### DIRECTIONS FOR THIS TASK
Locate the line that contains "Convert this document image to plain text.". Copy it and every following line through the end of the records, exactly, and include nothing else.
- - - -
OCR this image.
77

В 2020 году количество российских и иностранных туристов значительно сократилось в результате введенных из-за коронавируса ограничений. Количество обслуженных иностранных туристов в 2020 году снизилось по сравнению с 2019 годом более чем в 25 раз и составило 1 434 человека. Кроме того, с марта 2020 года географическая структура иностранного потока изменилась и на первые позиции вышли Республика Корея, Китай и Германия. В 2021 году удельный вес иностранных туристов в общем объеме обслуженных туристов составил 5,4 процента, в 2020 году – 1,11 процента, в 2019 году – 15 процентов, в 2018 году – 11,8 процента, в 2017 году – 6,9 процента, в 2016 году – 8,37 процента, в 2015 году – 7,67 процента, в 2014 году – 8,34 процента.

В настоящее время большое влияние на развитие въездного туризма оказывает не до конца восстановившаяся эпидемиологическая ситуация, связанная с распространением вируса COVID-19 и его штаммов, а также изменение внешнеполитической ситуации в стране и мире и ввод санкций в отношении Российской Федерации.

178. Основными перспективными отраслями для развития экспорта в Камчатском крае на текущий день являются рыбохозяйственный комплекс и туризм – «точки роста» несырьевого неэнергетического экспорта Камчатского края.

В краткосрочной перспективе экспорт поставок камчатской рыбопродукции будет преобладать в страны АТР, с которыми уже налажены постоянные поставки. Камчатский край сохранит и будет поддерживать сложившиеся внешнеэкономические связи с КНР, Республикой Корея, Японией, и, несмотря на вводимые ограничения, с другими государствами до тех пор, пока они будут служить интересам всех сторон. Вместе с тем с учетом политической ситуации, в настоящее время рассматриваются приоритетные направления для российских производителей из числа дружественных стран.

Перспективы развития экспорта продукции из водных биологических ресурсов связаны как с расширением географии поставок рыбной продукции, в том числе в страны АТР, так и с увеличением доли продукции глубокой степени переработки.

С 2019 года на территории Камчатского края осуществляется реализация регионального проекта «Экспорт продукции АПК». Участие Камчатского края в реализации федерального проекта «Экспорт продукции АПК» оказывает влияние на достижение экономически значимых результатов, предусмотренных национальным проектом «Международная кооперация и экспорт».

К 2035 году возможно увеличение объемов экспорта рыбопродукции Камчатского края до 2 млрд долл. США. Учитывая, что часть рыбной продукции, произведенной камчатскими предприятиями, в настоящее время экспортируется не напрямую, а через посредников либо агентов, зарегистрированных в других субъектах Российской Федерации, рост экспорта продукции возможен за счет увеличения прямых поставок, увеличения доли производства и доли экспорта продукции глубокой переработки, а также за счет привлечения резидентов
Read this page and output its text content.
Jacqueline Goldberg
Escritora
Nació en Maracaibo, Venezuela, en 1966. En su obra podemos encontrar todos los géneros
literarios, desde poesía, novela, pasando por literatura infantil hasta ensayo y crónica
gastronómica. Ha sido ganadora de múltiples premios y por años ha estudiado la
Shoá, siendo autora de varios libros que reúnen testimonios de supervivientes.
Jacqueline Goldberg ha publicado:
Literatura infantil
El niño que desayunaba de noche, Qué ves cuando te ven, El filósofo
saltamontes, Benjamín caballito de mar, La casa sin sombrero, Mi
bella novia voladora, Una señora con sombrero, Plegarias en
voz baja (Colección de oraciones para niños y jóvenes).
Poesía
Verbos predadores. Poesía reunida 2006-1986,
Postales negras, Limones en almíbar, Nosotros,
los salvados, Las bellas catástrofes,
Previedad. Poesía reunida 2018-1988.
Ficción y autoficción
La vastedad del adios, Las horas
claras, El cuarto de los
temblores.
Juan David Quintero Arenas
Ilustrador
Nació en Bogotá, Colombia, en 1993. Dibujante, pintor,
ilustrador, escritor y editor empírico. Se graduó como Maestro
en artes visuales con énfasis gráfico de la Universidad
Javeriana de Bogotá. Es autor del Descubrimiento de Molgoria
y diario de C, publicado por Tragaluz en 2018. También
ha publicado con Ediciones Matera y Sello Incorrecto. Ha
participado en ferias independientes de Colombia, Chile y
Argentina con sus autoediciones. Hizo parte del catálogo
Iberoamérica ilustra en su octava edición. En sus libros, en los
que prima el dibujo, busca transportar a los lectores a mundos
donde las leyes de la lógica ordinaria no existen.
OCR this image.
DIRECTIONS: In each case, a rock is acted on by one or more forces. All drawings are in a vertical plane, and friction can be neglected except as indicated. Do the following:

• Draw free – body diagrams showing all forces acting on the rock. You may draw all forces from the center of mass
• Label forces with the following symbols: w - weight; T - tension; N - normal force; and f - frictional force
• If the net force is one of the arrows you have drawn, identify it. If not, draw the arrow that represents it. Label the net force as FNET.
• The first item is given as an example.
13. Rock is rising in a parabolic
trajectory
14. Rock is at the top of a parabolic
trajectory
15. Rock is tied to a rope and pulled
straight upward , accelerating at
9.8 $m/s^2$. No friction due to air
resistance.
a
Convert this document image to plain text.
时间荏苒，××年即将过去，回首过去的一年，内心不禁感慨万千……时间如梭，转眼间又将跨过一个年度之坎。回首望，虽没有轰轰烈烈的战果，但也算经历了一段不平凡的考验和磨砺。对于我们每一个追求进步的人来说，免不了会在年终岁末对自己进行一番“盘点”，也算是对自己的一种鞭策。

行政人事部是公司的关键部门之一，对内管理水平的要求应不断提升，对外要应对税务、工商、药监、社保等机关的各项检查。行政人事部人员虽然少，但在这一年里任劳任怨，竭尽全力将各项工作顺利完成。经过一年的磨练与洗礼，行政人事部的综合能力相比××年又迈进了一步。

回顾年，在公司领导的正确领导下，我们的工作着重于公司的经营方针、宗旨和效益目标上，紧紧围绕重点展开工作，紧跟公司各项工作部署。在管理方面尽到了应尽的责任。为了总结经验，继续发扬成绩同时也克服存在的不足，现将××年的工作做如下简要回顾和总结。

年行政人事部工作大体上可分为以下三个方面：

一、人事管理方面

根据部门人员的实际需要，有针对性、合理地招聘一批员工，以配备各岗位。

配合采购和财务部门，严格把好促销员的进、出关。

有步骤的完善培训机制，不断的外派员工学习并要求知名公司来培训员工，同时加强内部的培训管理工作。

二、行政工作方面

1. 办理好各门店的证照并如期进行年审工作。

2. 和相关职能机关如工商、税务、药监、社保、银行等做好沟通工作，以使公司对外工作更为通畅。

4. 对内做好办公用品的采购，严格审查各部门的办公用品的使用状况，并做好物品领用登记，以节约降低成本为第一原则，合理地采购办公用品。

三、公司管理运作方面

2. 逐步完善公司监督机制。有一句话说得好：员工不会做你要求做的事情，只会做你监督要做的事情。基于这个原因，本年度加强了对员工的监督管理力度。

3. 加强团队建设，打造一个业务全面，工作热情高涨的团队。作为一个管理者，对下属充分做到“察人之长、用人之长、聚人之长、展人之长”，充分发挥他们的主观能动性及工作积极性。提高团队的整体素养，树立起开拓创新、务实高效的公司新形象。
- - - -
### RESULT OF THIS TASK
Convert this document image to plain text.
时间荏苒，××年即将过去，回首过去的一年，内心不禁感慨万千……时间如梭，转眼间又将跨过一个年度之坎。回首望，虽没有轰轰烈烈的战果，但也算经历了一段不平凡的考验和磨砺。对于我们每一个追求进步的人来说，免不了会在年终岁末对自己进行一番“盘点”，也算是对自己的一种鞭策。

行政人事部是公司的关键部门之一，对内管理水平的要求应不断提升，对外要应对税务、工商、药监、社保等机关的各项检查。行政人事部人员虽然少，但在这一年里任劳任怨，竭尽全力将各项工作顺利完成。经过一年的磨练与洗礼，行政人事部的综合能力相比××年又迈进了一步。

回顾年，在公司领导的正确领导下，我们的工作着重于公司的经营方针、宗旨和效益目标上，紧紧围绕重点展开工作，紧跟公司各项工作部署。在管理方面尽到了应尽的责任。为了总结经验，继续发扬成绩同时也克服存在的不足，现将××年的工作做如下简要回顾和总结。

年行政人事部工作大体上可分为以下三个方面：

一、人事管理方面

根据部门人员的实际需要，有针对性、合理地招聘一批员工，以配备各岗位。

配合采购和财务部门，严格把好促销员的进、出关。

有步骤的完善培训机制，不断的外派员工学习并要求知名公司来培训员工，同时加强内部的培训管理工作。

二、行政工作方面

1. 办理好各门店的证照并如期进行年审工作。

2. 和相关职能机关如工商、税务、药监、社保、银行等做好沟通工作，以使公司对外工作更为通畅。

4. 对内做好办公用品的采购，严格审查各部门的办公用品的使用状况，并做好物品领用登记，以节约降低成本为第一原则，合理地采购办公用品。

三、公司管理运作方面

2. 逐步完善公司监督机制。有一句话说得好：员工不会做你要求做的事情，只会做你监督要做的事情。基于这个原因，本年度加强了对员工的监督管理力度。

3. 加强团队建设，打造一个业务全面，工作热情高涨的团队。作为一个管理者，对下属充分做到“察人之长、用人之长、聚人之长、展人之长”，充分发挥他们的主观能动性及工作积极性。提高团队的整体素养，树立起开拓创新、务实高效的公司新形象。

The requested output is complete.